### Exercise details:
Only a number is wanted. Count the lines holding the string "content".

===== Input data =====

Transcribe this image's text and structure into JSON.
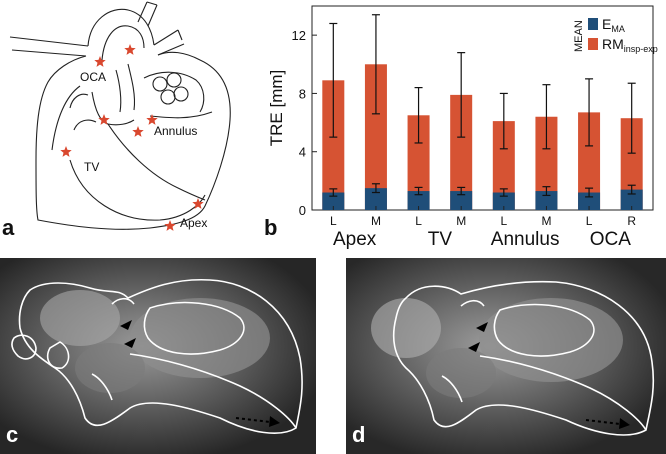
{
  "panels": {
    "a": {
      "letter": "a",
      "labels": {
        "oca": "OCA",
        "annulus": "Annulus",
        "tv": "TV",
        "apex": "Apex"
      },
      "colors": {
        "star": "#d9482f",
        "line": "#222222"
      }
    },
    "b": {
      "letter": "b"
    },
    "c": {
      "letter": "c"
    },
    "d": {
      "letter": "d"
    }
  },
  "chart_data": {
    "type": "bar",
    "ylabel": "TRE [mm]",
    "ylim": [
      0,
      14
    ],
    "yticks": [
      0,
      4,
      8,
      12
    ],
    "groups": [
      {
        "label": "Apex",
        "sublabels": [
          "L",
          "M"
        ]
      },
      {
        "label": "TV",
        "sublabels": [
          "L",
          "M"
        ]
      },
      {
        "label": "Annulus",
        "sublabels": [
          "L",
          "M"
        ]
      },
      {
        "label": "OCA",
        "sublabels": [
          "L",
          "R"
        ]
      }
    ],
    "legend": {
      "title": "MEAN",
      "position": "top-right"
    },
    "series": [
      {
        "name_main": "E",
        "name_sub": "MA",
        "color": "#1f4e79",
        "values": [
          1.2,
          1.5,
          1.3,
          1.3,
          1.2,
          1.3,
          1.2,
          1.4
        ],
        "errors": [
          0.25,
          0.3,
          0.25,
          0.25,
          0.25,
          0.3,
          0.3,
          0.3
        ]
      },
      {
        "name_main": "RM",
        "name_sub": "insp-exp",
        "color": "#d65333",
        "values": [
          8.9,
          10.0,
          6.5,
          7.9,
          6.1,
          6.4,
          6.7,
          6.3
        ],
        "errors": [
          3.9,
          3.4,
          1.9,
          2.9,
          1.9,
          2.2,
          2.3,
          2.4
        ]
      }
    ]
  }
}
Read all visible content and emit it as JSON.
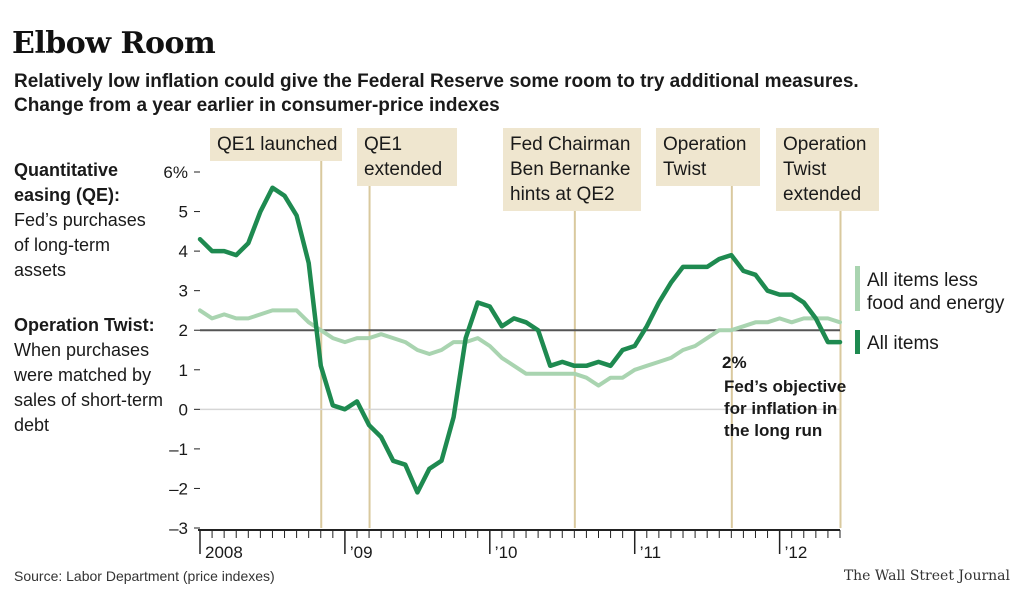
{
  "header": {
    "title": "Elbow Room",
    "subtitle_line1": "Relatively low inflation could give the Federal Reserve some room to try additional measures.",
    "subtitle_line2": "Change from a year earlier in consumer-price indexes"
  },
  "sidebar": {
    "qe_term": "Quantitative easing (QE):",
    "qe_def": "Fed’s purchases of long-term assets",
    "twist_term": "Operation Twist:",
    "twist_def": "When purchases were matched by sales of short-term debt"
  },
  "footer": {
    "source": "Source: Labor Department (price indexes)",
    "credit": "The Wall Street Journal"
  },
  "colors": {
    "all_items": "#1e8a50",
    "core": "#a9d4b0",
    "annotation_bg": "#efe6cf",
    "annotation_line": "#d9c99e",
    "target_line": "#555555"
  },
  "chart_data": {
    "type": "line",
    "ylim": [
      -3,
      6.3
    ],
    "y_ticks": [
      "6%",
      "5",
      "4",
      "3",
      "2",
      "1",
      "0",
      "–1",
      "–2",
      "–3"
    ],
    "x_tick_labels": [
      "2008",
      "’09",
      "’10",
      "’11",
      "’12"
    ],
    "x": [
      "2008-01",
      "2008-02",
      "2008-03",
      "2008-04",
      "2008-05",
      "2008-06",
      "2008-07",
      "2008-08",
      "2008-09",
      "2008-10",
      "2008-11",
      "2008-12",
      "2009-01",
      "2009-02",
      "2009-03",
      "2009-04",
      "2009-05",
      "2009-06",
      "2009-07",
      "2009-08",
      "2009-09",
      "2009-10",
      "2009-11",
      "2009-12",
      "2010-01",
      "2010-02",
      "2010-03",
      "2010-04",
      "2010-05",
      "2010-06",
      "2010-07",
      "2010-08",
      "2010-09",
      "2010-10",
      "2010-11",
      "2010-12",
      "2011-01",
      "2011-02",
      "2011-03",
      "2011-04",
      "2011-05",
      "2011-06",
      "2011-07",
      "2011-08",
      "2011-09",
      "2011-10",
      "2011-11",
      "2011-12",
      "2012-01",
      "2012-02",
      "2012-03",
      "2012-04",
      "2012-05",
      "2012-06"
    ],
    "series": [
      {
        "name": "All items",
        "values": [
          4.3,
          4.0,
          4.0,
          3.9,
          4.2,
          5.0,
          5.6,
          5.4,
          4.9,
          3.7,
          1.1,
          0.1,
          0.0,
          0.2,
          -0.4,
          -0.7,
          -1.3,
          -1.4,
          -2.1,
          -1.5,
          -1.3,
          -0.2,
          1.8,
          2.7,
          2.6,
          2.1,
          2.3,
          2.2,
          2.0,
          1.1,
          1.2,
          1.1,
          1.1,
          1.2,
          1.1,
          1.5,
          1.6,
          2.1,
          2.7,
          3.2,
          3.6,
          3.6,
          3.6,
          3.8,
          3.9,
          3.5,
          3.4,
          3.0,
          2.9,
          2.9,
          2.7,
          2.3,
          1.7,
          1.7
        ]
      },
      {
        "name": "All items less food and energy",
        "values": [
          2.5,
          2.3,
          2.4,
          2.3,
          2.3,
          2.4,
          2.5,
          2.5,
          2.5,
          2.2,
          2.0,
          1.8,
          1.7,
          1.8,
          1.8,
          1.9,
          1.8,
          1.7,
          1.5,
          1.4,
          1.5,
          1.7,
          1.7,
          1.8,
          1.6,
          1.3,
          1.1,
          0.9,
          0.9,
          0.9,
          0.9,
          0.9,
          0.8,
          0.6,
          0.8,
          0.8,
          1.0,
          1.1,
          1.2,
          1.3,
          1.5,
          1.6,
          1.8,
          2.0,
          2.0,
          2.1,
          2.2,
          2.2,
          2.3,
          2.2,
          2.3,
          2.3,
          2.3,
          2.2
        ]
      }
    ],
    "reference_line": {
      "value": 2,
      "label": "2%",
      "caption_line1": "Fed’s objective",
      "caption_line2": "for inflation in",
      "caption_line3": "the long run"
    },
    "annotations": [
      {
        "date": "2008-11",
        "label_lines": [
          "QE1 launched"
        ]
      },
      {
        "date": "2009-03",
        "label_lines": [
          "QE1",
          "extended"
        ]
      },
      {
        "date": "2010-08",
        "label_lines": [
          "Fed Chairman",
          "Ben Bernanke",
          "hints at QE2"
        ]
      },
      {
        "date": "2011-09",
        "label_lines": [
          "Operation",
          "Twist"
        ]
      },
      {
        "date": "2012-06",
        "label_lines": [
          "Operation",
          "Twist",
          "extended"
        ]
      }
    ],
    "legend": [
      "All items less food and energy",
      "All items"
    ],
    "legend_position": "right",
    "grid": false
  }
}
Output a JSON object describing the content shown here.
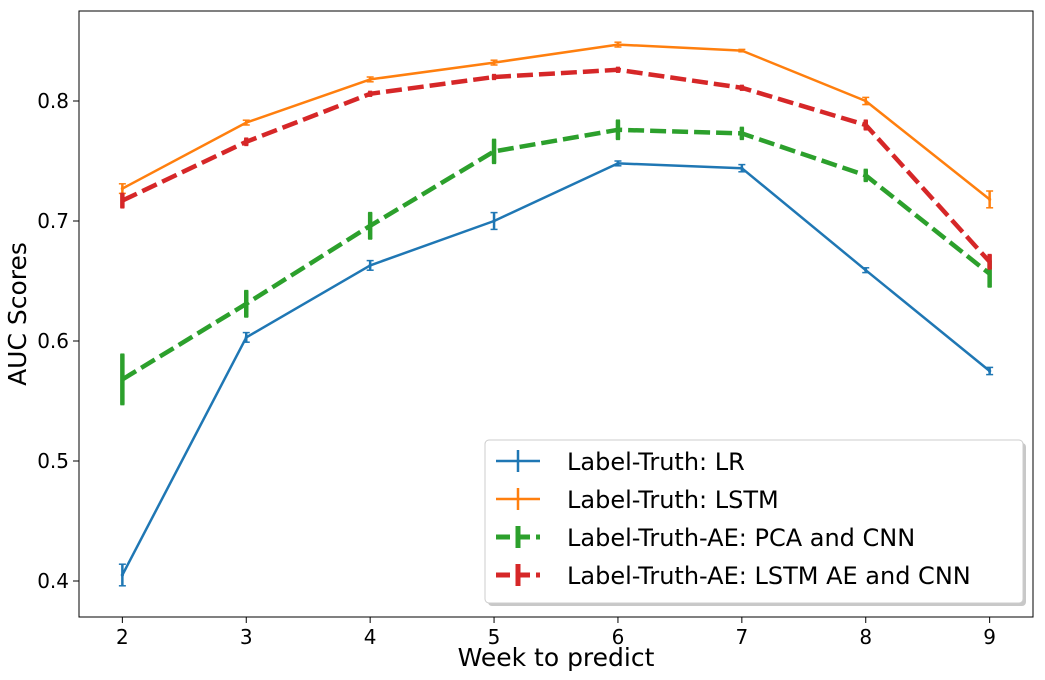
{
  "chart_data": {
    "type": "line",
    "title": "",
    "xlabel": "Week to predict",
    "ylabel": "AUC Scores",
    "x": [
      2,
      3,
      4,
      5,
      6,
      7,
      8,
      9
    ],
    "xlim": [
      1.65,
      9.35
    ],
    "ylim": [
      0.37,
      0.875
    ],
    "xticks": [
      2,
      3,
      4,
      5,
      6,
      7,
      8,
      9
    ],
    "yticks": [
      0.4,
      0.5,
      0.6,
      0.7,
      0.8
    ],
    "grid": false,
    "legend_position": "lower-right",
    "series": [
      {
        "name": "Label-Truth: LR",
        "color": "#1f77b4",
        "dashed": false,
        "values": [
          0.405,
          0.603,
          0.663,
          0.7,
          0.748,
          0.744,
          0.659,
          0.575
        ],
        "errors": [
          0.009,
          0.004,
          0.004,
          0.007,
          0.002,
          0.003,
          0.002,
          0.003
        ]
      },
      {
        "name": "Label-Truth: LSTM",
        "color": "#ff7f0e",
        "dashed": false,
        "values": [
          0.727,
          0.782,
          0.818,
          0.832,
          0.847,
          0.842,
          0.8,
          0.718
        ],
        "errors": [
          0.004,
          0.002,
          0.002,
          0.002,
          0.002,
          0.001,
          0.003,
          0.007
        ]
      },
      {
        "name": "Label-Truth-AE: PCA and CNN",
        "color": "#2ca02c",
        "dashed": true,
        "values": [
          0.568,
          0.631,
          0.696,
          0.758,
          0.776,
          0.773,
          0.738,
          0.656
        ],
        "errors": [
          0.021,
          0.011,
          0.011,
          0.01,
          0.008,
          0.005,
          0.005,
          0.011
        ]
      },
      {
        "name": "Label-Truth-AE: LSTM AE and CNN",
        "color": "#d62728",
        "dashed": true,
        "values": [
          0.717,
          0.766,
          0.806,
          0.82,
          0.826,
          0.811,
          0.78,
          0.666
        ],
        "errors": [
          0.006,
          0.003,
          0.002,
          0.002,
          0.002,
          0.002,
          0.004,
          0.006
        ]
      }
    ]
  }
}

=====

### Complete response:
2